Print the passage on pleasure and security below word for word, starting at the words "11. If we had" and stopping after "of unmixed pleasures.".

Given passage >>

_ _ _

Whenever any one of these is lacking, when, for instance,
the person is not able to live wisely, though he lives well
and justly, it is impossible for him to live a pleasant
life.

    6. In order to obtain security from other people any
means whatever of procuring this was a natural good.

    7. Some people have sought to become famous and
renowned, thinking that thus they would make themselves
secure against their fellow-humans. If, then, the life of
such persons really was secure, they attained natural good;
if, however, it was insecure, they have not attained the end
which by nature's own prompting they originally sought.

    8. No pleasure is in itself evil, but the things which
produce certain pleasures entail annoyances many times
greater than the pleasures themselves.

    9. If all pleasure had been capable of accumulation, --
if this had gone on not only be recurrences in time, but all
over the frame or, at any rate, over the principal parts of
human nature, there would never have been any difference
between one pleasure and another, as in fact there is.

    10. If the objects which are productive of pleasures to
profligate persons really freed them from fears of the mind,
-- the fears, I mean, inspired by celestial and atmospheric
phenomena, the fear of death, the fear of pain; if, further,
they taught them to limit their desires, we should never
have any fault to find with such persons, for they would
then be filled with pleasures to overflowing on all sides
and would be exempt from all pain, whether of body or mind,
that is, from all evil.

    11. If we had never been molested by alarms at
celestial and atmospheric phenomena, nor by the misgiving
that death somehow affects us, nor by neglect of the proper
limits of pains and desires, we should have had no need to
study natural science.

    12. It would be impossible to banish fear on matters of
the highest importance, if a person did not know the nature
of the whole universe, but lived in dread of what the
legends tell us. Hence without the study of nature there was
no enjoyment of unmixed pleasures.

    13. There would be no advantage in providing security
against our fellow humans, so long as we were alarmed by
occurrences over our heads or beneath the earth or in
general by whatever happens in the boundless universe.

    14. When tolerable security against our fellow humans
is attained, then on a basis of power sufficient to afford
supports and of material prosperity arises in most genuine
form the security of a quiet private life withdrawn from the
multitude.

    15. Nature's wealth at once has its bounds and is easy
to procure; but the wealth of vain fancies recedes to an
infinite distance.

_ _ _

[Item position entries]
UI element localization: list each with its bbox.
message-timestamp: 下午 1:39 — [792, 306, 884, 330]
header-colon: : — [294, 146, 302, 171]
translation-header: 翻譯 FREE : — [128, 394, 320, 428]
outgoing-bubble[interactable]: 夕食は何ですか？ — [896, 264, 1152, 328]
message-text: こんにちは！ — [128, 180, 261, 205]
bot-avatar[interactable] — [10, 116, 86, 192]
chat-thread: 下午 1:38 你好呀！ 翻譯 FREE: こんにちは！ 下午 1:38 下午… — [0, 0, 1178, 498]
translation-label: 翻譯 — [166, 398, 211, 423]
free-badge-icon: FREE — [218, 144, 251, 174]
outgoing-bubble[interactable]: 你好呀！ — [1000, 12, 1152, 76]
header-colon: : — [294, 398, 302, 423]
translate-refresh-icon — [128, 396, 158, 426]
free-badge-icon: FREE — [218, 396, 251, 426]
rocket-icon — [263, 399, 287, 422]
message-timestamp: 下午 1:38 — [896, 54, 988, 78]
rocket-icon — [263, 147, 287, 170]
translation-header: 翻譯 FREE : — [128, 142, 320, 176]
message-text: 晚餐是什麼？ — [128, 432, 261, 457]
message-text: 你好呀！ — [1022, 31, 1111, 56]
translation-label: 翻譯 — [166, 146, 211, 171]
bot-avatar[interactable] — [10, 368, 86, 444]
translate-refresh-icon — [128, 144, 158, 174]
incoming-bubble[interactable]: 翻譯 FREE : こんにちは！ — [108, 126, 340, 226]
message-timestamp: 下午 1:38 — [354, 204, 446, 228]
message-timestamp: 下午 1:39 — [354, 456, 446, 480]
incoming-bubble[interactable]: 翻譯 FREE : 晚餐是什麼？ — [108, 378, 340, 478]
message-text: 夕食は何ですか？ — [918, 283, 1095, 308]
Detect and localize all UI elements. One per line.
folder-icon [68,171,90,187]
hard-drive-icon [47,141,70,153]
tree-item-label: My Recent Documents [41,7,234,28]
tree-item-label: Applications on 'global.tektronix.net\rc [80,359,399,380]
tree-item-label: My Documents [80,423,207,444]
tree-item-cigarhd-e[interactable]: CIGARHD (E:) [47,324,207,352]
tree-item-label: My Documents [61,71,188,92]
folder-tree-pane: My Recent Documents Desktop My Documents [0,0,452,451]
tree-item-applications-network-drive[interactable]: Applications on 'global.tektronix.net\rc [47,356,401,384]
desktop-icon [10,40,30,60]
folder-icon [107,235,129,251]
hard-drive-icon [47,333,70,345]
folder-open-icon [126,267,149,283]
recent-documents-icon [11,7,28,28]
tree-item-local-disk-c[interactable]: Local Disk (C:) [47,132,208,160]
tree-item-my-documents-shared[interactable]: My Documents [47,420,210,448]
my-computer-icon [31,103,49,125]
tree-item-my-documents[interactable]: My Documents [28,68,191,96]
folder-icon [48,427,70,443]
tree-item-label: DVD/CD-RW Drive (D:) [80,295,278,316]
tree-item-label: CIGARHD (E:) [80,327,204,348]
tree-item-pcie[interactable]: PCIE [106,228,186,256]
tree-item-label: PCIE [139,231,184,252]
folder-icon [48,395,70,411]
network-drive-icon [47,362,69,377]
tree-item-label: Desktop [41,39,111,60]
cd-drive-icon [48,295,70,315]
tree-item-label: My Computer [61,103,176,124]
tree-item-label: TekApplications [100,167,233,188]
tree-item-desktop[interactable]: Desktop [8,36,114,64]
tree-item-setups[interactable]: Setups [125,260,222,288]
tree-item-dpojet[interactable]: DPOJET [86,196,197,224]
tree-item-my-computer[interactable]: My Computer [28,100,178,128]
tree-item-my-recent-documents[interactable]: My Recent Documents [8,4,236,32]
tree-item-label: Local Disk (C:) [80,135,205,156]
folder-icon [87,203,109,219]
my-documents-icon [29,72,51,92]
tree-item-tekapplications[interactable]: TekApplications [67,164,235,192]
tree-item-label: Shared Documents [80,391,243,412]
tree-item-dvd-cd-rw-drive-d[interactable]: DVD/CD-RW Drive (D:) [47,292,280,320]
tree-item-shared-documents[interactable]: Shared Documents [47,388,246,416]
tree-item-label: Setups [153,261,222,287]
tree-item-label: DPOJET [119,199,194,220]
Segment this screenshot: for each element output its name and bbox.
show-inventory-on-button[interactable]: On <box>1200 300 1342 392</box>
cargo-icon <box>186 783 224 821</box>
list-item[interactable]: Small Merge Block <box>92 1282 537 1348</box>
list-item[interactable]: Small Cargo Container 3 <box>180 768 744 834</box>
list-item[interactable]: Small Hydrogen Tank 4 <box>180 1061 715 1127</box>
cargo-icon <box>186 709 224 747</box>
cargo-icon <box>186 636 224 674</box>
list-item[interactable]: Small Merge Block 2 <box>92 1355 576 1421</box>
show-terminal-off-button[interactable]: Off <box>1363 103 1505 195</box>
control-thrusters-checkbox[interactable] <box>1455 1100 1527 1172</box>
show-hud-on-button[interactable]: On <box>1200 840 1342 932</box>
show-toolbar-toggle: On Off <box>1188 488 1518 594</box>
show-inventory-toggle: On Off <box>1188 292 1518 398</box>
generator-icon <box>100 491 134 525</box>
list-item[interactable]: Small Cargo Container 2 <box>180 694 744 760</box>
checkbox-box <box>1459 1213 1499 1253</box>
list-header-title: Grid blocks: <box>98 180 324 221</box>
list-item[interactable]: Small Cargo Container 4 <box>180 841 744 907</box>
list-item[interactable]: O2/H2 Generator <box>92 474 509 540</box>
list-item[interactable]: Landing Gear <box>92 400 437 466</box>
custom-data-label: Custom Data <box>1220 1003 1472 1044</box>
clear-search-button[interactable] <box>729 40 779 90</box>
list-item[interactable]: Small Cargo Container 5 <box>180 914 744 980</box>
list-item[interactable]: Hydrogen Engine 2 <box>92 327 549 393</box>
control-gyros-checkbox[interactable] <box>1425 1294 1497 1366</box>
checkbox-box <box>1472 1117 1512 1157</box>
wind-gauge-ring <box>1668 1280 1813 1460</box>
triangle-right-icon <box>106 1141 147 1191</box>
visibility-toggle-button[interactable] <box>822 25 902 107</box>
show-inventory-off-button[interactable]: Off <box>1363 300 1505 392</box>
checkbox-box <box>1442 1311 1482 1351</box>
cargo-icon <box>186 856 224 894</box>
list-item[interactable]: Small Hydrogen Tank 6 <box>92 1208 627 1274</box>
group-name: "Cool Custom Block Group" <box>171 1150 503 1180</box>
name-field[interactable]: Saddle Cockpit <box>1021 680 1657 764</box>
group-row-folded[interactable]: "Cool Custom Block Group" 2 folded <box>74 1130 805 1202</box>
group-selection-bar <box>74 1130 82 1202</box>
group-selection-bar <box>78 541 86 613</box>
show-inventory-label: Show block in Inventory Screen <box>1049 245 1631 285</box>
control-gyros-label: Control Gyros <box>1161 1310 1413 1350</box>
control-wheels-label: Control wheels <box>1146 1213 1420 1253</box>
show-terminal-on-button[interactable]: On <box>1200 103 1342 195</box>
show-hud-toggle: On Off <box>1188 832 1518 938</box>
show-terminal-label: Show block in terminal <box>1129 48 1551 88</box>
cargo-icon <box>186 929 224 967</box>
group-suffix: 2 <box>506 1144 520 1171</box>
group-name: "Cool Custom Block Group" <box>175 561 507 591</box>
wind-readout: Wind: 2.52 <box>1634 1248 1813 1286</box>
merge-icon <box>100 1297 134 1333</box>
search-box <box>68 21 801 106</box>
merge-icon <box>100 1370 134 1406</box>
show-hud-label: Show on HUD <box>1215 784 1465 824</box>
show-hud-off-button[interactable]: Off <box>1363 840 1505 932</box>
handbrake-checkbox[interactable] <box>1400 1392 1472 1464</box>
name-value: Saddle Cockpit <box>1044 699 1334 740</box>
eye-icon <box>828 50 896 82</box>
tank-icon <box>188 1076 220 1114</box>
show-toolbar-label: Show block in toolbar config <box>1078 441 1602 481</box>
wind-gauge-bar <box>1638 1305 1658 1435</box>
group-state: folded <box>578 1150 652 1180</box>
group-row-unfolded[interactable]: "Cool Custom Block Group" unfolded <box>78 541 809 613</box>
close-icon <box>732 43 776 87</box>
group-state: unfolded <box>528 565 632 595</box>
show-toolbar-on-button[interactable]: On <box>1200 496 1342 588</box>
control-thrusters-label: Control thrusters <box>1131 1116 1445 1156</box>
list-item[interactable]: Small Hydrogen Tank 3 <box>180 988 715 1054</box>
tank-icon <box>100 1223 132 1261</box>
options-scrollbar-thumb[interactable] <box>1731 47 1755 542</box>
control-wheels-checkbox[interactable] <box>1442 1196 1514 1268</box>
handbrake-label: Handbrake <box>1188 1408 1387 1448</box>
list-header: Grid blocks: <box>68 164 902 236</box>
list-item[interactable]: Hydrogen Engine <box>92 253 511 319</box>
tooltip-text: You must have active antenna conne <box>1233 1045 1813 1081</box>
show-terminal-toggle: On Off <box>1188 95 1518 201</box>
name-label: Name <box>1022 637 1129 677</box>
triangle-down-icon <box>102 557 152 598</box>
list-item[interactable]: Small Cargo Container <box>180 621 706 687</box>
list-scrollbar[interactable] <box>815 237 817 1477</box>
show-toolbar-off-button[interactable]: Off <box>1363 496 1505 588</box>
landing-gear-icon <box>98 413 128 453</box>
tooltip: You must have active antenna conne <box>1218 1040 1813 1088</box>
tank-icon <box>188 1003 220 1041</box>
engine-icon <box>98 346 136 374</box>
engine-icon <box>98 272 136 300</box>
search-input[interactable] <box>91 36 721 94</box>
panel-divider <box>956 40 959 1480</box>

_ _ _

Reply >>
11. If we had never been molested by alarms at
celestial and atmospheric phenomena, nor by the misgiving
that death somehow affects us, nor by neglect of the proper
limits of pains and desires, we should have had no need to
study natural science.

    12. It would be impossible to banish fear on matters of
the highest importance, if a person did not know the nature
of the whole universe, but lived in dread of what the
legends tell us. Hence without the study of nature there was
no enjoyment of unmixed pleasures.